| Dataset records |

* * * * * * * * *

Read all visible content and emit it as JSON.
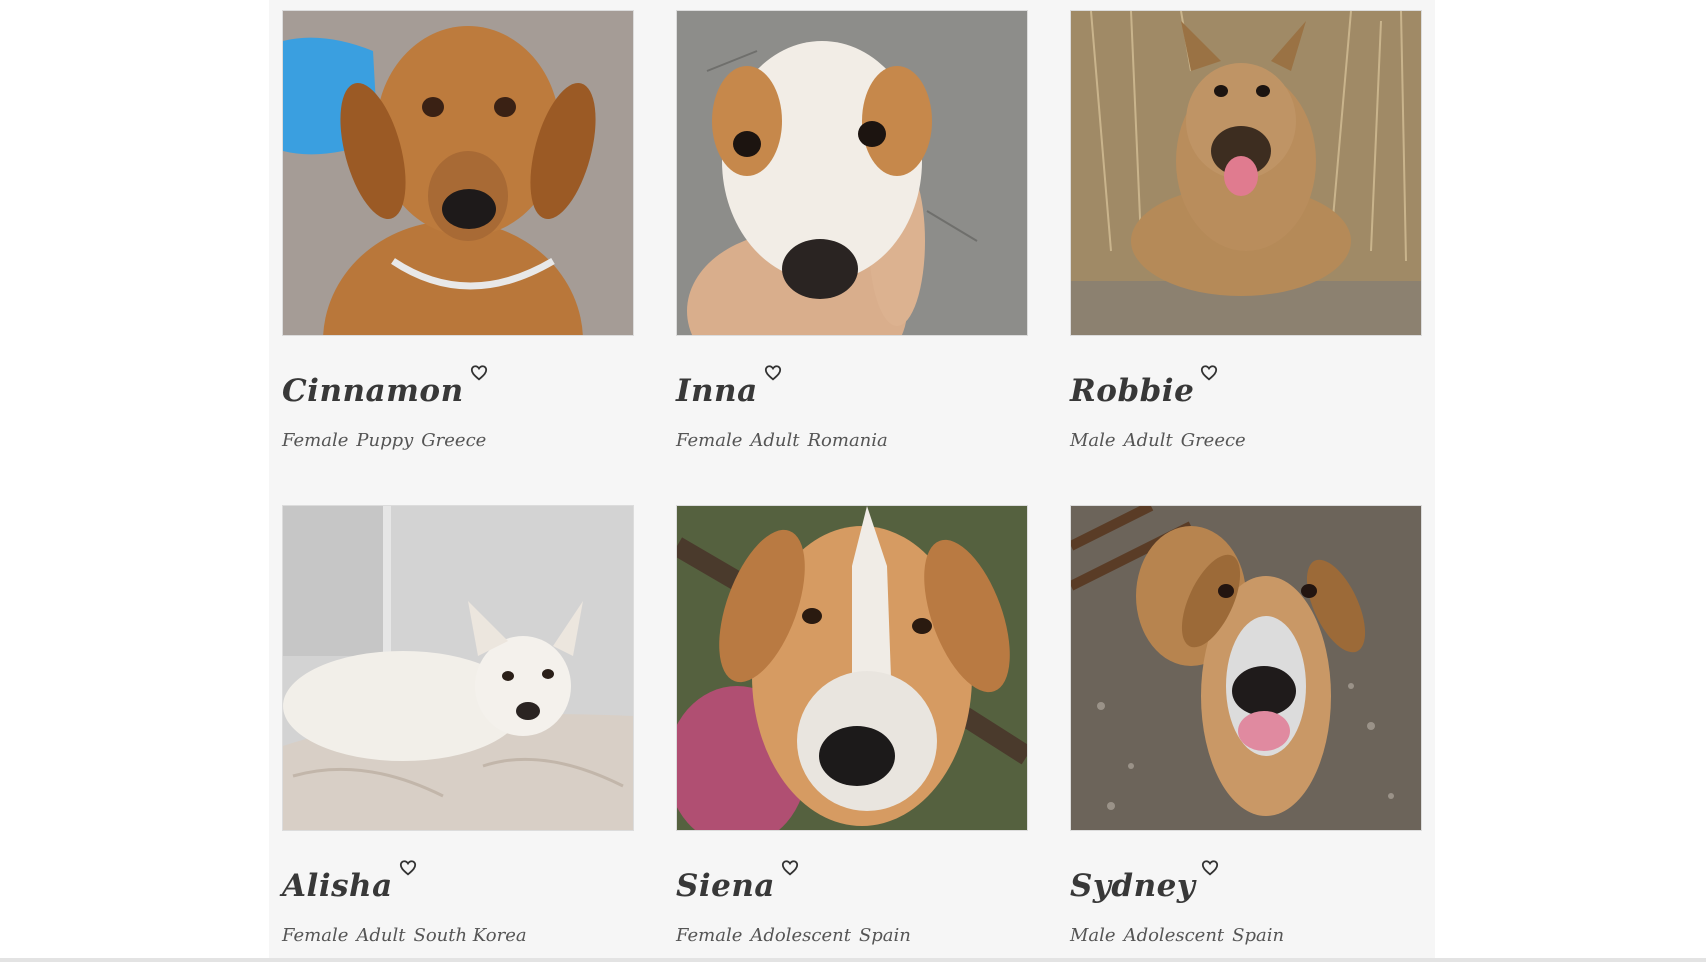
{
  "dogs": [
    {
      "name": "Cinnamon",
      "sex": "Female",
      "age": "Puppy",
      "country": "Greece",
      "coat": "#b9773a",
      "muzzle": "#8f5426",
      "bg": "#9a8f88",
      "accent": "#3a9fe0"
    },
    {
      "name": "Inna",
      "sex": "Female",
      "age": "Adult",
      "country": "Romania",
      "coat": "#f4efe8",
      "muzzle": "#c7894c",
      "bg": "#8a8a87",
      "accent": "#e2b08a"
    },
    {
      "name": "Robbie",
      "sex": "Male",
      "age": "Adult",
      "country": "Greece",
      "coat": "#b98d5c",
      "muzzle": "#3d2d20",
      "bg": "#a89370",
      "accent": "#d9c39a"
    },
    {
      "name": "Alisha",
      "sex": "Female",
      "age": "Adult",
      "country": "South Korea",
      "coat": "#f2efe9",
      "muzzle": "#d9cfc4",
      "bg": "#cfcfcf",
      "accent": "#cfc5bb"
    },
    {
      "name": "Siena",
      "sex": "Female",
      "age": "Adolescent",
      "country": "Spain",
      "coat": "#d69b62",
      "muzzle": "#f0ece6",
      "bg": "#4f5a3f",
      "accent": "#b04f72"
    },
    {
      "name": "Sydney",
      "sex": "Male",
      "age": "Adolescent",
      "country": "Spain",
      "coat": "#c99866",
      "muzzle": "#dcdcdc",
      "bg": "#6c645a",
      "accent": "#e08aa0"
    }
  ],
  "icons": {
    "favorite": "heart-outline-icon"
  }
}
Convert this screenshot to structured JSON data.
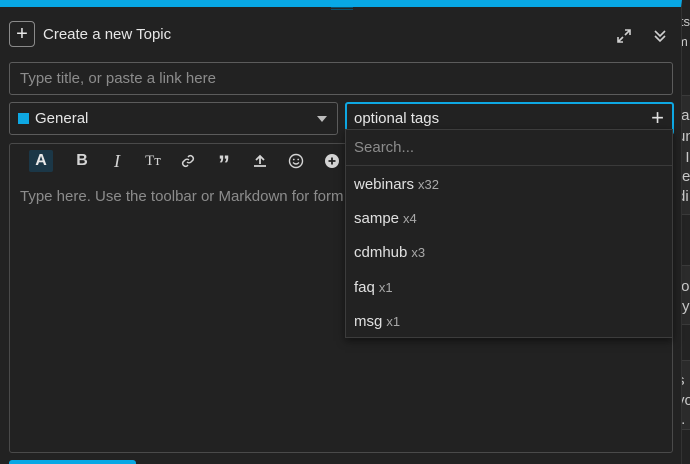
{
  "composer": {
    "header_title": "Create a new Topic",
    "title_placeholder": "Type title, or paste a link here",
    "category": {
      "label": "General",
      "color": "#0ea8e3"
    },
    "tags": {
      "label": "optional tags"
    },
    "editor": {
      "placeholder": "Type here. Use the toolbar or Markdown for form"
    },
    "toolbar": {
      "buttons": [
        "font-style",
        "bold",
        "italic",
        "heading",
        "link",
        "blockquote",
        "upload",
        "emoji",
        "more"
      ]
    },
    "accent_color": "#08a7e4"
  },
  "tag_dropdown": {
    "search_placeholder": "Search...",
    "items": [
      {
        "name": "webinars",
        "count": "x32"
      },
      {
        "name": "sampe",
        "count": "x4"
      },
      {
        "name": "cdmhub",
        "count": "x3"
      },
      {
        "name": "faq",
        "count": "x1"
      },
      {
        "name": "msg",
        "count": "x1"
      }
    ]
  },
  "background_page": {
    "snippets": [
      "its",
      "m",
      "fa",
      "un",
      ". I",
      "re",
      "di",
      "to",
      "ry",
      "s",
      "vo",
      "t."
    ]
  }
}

* * * * * * * * *

| Written exercise |
Transcribe the records above exactly, leaving out every picture.

| In response |
Read all visible content and emit it as JSON.
{
  "dogs": [
    {
      "name": "Cinnamon",
      "sex": "Female",
      "age": "Puppy",
      "country": "Greece",
      "coat": "#b9773a",
      "muzzle": "#8f5426",
      "bg": "#9a8f88",
      "accent": "#3a9fe0"
    },
    {
      "name": "Inna",
      "sex": "Female",
      "age": "Adult",
      "country": "Romania",
      "coat": "#f4efe8",
      "muzzle": "#c7894c",
      "bg": "#8a8a87",
      "accent": "#e2b08a"
    },
    {
      "name": "Robbie",
      "sex": "Male",
      "age": "Adult",
      "country": "Greece",
      "coat": "#b98d5c",
      "muzzle": "#3d2d20",
      "bg": "#a89370",
      "accent": "#d9c39a"
    },
    {
      "name": "Alisha",
      "sex": "Female",
      "age": "Adult",
      "country": "South Korea",
      "coat": "#f2efe9",
      "muzzle": "#d9cfc4",
      "bg": "#cfcfcf",
      "accent": "#cfc5bb"
    },
    {
      "name": "Siena",
      "sex": "Female",
      "age": "Adolescent",
      "country": "Spain",
      "coat": "#d69b62",
      "muzzle": "#f0ece6",
      "bg": "#4f5a3f",
      "accent": "#b04f72"
    },
    {
      "name": "Sydney",
      "sex": "Male",
      "age": "Adolescent",
      "country": "Spain",
      "coat": "#c99866",
      "muzzle": "#dcdcdc",
      "bg": "#6c645a",
      "accent": "#e08aa0"
    }
  ],
  "icons": {
    "favorite": "heart-outline-icon"
  }
}
Convert this screenshot to structured JSON data.
{
  "composer": {
    "header_title": "Create a new Topic",
    "title_placeholder": "Type title, or paste a link here",
    "category": {
      "label": "General",
      "color": "#0ea8e3"
    },
    "tags": {
      "label": "optional tags"
    },
    "editor": {
      "placeholder": "Type here. Use the toolbar or Markdown for form"
    },
    "toolbar": {
      "buttons": [
        "font-style",
        "bold",
        "italic",
        "heading",
        "link",
        "blockquote",
        "upload",
        "emoji",
        "more"
      ]
    },
    "accent_color": "#08a7e4"
  },
  "tag_dropdown": {
    "search_placeholder": "Search...",
    "items": [
      {
        "name": "webinars",
        "count": "x32"
      },
      {
        "name": "sampe",
        "count": "x4"
      },
      {
        "name": "cdmhub",
        "count": "x3"
      },
      {
        "name": "faq",
        "count": "x1"
      },
      {
        "name": "msg",
        "count": "x1"
      }
    ]
  },
  "background_page": {
    "snippets": [
      "its",
      "m",
      "fa",
      "un",
      ". I",
      "re",
      "di",
      "to",
      "ry",
      "s",
      "vo",
      "t."
    ]
  }
}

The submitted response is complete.